■ **Texto em estudo**
┌────────
A Prefeitura do Rio de Janeiro, sob a liderança do prefeito Eduardo Cavaliere, anunciou na última quinta-feira (02/07) a implementação da Área de Proteção do Ambiente Cultural (APAC) Bossa Nova. Essa iniciativa visa estabelecer diretrizes urbanísticas específicas para a preservação das características culturais e arquitetônicas de Ipanema e Leblon, dois dos bairros mais emblemáticos da cidade.
De acordo com Cavaliere, a elaboração deste decreto foi resultado de um extenso trabalho de pesquisa que durou um ano e meio, realizado pelo Instituto Rio Patrimônio da Humanidade em colaboração com as secretarias de Urbanismo e Cultura. “Estudamos uma área que é um verdadeiro símbolo, não só da cidade, mas do Brasil e do mundo”, destacou o prefeito, enfatizando a importância histórica e turística da região, que atrai um grande fluxo de visitantes e abriga diversos hotéis e edificações significativas.
Um dos pontos centrais da nova legislação é a limitação da altura das construções em áreas específicas, abrangendo cerca de 750 edificações. O texto proíbe a criação de empenas cegas, que são paredes laterais ou de fundos sem janelas, e determina o tombamento definitivo de 17 imóveis. Outras medidas incluem a proteção do icônico calçadão em pedras portuguesas e o reconhecimento do Bar Garota de Ipanema, conhecido ponto de encontro de figuras como Tom Jobim e Vinícius de Moraes, como Patrimônio Cultural de Natureza Imaterial da cidade.
└────────
■ **Tarefas a fazer**
1) Responda com base no texto sobre a APAC Bossa Nova:
(a) Quanto tempo durou o trabalho de pesquisa que resultou no decreto?
(b) Cerca de quantas edificações a limitação de altura abrange?
(c) Quantos imóveis terão tombamento definitivo?
2) Diga se cada afirmação está de acordo com o texto sobre a APAC Bossa Nova, respondendo sim ou não e citando as palavras do texto que decidem a questão:
(a) A pesquisa foi realizada somente pela secretaria de Urbanismo.
(b) A nova legislação proíbe a criação de empenas cegas.
(c) O Bar Garota de Ipanema foi reconhecido como patrimônio de natureza material.
3) Escreva a continuação do texto sobre a APAC Bossa Nova a partir do ponto em que ele termina.
As linhas abaixo não têm relação com o texto sobre a APAC Bossa Nova.

■ **Dados fornecidos**
┌────────
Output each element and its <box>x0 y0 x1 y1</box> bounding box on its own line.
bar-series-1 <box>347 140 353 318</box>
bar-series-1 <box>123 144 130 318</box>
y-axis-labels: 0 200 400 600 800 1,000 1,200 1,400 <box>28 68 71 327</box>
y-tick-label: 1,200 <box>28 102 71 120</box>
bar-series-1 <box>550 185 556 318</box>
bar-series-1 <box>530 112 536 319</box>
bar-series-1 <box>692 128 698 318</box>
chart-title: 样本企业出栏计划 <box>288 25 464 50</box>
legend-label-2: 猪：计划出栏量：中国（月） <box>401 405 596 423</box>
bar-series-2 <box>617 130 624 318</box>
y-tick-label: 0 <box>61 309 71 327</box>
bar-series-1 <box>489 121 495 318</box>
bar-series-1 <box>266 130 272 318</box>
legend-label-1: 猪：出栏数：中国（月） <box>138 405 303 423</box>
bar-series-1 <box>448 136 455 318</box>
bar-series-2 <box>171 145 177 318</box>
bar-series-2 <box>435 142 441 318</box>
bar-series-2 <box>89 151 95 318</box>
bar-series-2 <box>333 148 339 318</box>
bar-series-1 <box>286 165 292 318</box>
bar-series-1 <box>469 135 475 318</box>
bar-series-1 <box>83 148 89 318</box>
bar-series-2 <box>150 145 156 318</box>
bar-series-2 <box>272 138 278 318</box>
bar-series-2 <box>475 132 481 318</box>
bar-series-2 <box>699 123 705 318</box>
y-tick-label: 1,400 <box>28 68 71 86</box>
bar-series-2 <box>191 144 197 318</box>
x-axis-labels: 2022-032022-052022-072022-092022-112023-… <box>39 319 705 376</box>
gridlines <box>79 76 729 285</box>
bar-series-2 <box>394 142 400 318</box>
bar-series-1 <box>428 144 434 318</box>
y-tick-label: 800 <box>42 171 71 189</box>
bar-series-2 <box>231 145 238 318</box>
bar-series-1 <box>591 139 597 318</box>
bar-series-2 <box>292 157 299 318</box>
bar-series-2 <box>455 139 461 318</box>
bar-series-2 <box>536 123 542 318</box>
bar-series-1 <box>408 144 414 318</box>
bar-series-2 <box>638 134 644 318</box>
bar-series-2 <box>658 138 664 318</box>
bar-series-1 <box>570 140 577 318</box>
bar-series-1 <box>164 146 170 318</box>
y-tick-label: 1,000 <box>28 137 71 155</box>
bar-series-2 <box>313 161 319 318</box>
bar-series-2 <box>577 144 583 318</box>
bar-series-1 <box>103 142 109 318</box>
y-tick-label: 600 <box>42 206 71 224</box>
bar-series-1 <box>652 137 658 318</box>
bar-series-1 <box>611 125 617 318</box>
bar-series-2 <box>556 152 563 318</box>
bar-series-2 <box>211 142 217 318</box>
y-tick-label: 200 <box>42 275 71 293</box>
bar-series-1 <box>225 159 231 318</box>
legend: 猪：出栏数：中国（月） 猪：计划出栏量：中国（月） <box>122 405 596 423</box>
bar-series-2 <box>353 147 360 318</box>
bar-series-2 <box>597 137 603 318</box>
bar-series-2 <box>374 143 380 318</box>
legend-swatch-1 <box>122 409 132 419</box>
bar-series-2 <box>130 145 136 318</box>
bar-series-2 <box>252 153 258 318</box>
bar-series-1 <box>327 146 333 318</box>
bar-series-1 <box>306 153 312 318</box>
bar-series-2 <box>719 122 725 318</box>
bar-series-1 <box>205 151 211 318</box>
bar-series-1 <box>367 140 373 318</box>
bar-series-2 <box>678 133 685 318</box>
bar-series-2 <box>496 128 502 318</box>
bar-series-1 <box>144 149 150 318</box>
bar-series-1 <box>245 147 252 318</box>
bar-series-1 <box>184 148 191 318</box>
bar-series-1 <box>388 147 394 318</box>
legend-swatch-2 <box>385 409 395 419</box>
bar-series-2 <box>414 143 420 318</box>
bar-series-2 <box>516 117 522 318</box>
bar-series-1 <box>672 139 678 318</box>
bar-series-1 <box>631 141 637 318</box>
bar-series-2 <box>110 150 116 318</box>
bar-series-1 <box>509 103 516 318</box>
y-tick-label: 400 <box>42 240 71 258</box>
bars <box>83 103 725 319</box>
└────────
■ **Respostas das tarefas**
1)
(a) Um ano e meio.
(b) Cerca de 750 edificações.
(c) 17 imóveis.

2)
(a) Não: "realizado pelo Instituto Rio Patrimônio da Humanidade em colaboração com as secretarias de Urbanismo e Cultura".
(b) Sim: "O texto proíbe a criação de empenas cegas".
(c) Não: "como Patrimônio Cultural de Natureza Imaterial da cidade".

3)
O secretário municipal de Cultura, Lucas Padilha, ressaltou que a APAC da Bossa Nova representa a intersecção entre a paisagem e a cultura, mencionando a dificuldade de narrar a história da região sem incluir os movimentos culturais que ali floresceram. Já Gustavo Guerrante, secretário de Desenvolvimento Urbano e Licenciamento, destacou o compromisso com a preservação da morfologia local, evitando grandes alterações que possam descaracterizar a área.
As principais diretrizes estabelecidas pelo decreto incluem a redução do gabarito para um máximo de 20 metros em áreas definidas, a proibição de novas empenas cegas e a restrição à reconstrução de prédios demolidos que excedam as normas de altura. Além disso, a instalação de painéis publicitários que ocultem fachadas de bens tombados será limitada.
Com a criação da APAC Bossa Nova, a Prefeitura também formalizou o tombamento de 17 imóveis em Ipanema que estavam sob proteção provisória. O famoso calçadão de pedras portuguesas da orla também ganhou status de proteção, reforçando a importância histórica da área.
As principais medidas do decreto incluem:
– Tombamento do calçadão em pedras portuguesas da orla de Ipanema e Leblon, projetado por Renato Primavera Marinho em 1965.
– Proteção definitiva de 17 imóveis em Ipanema anteriormente sob proteção provisória.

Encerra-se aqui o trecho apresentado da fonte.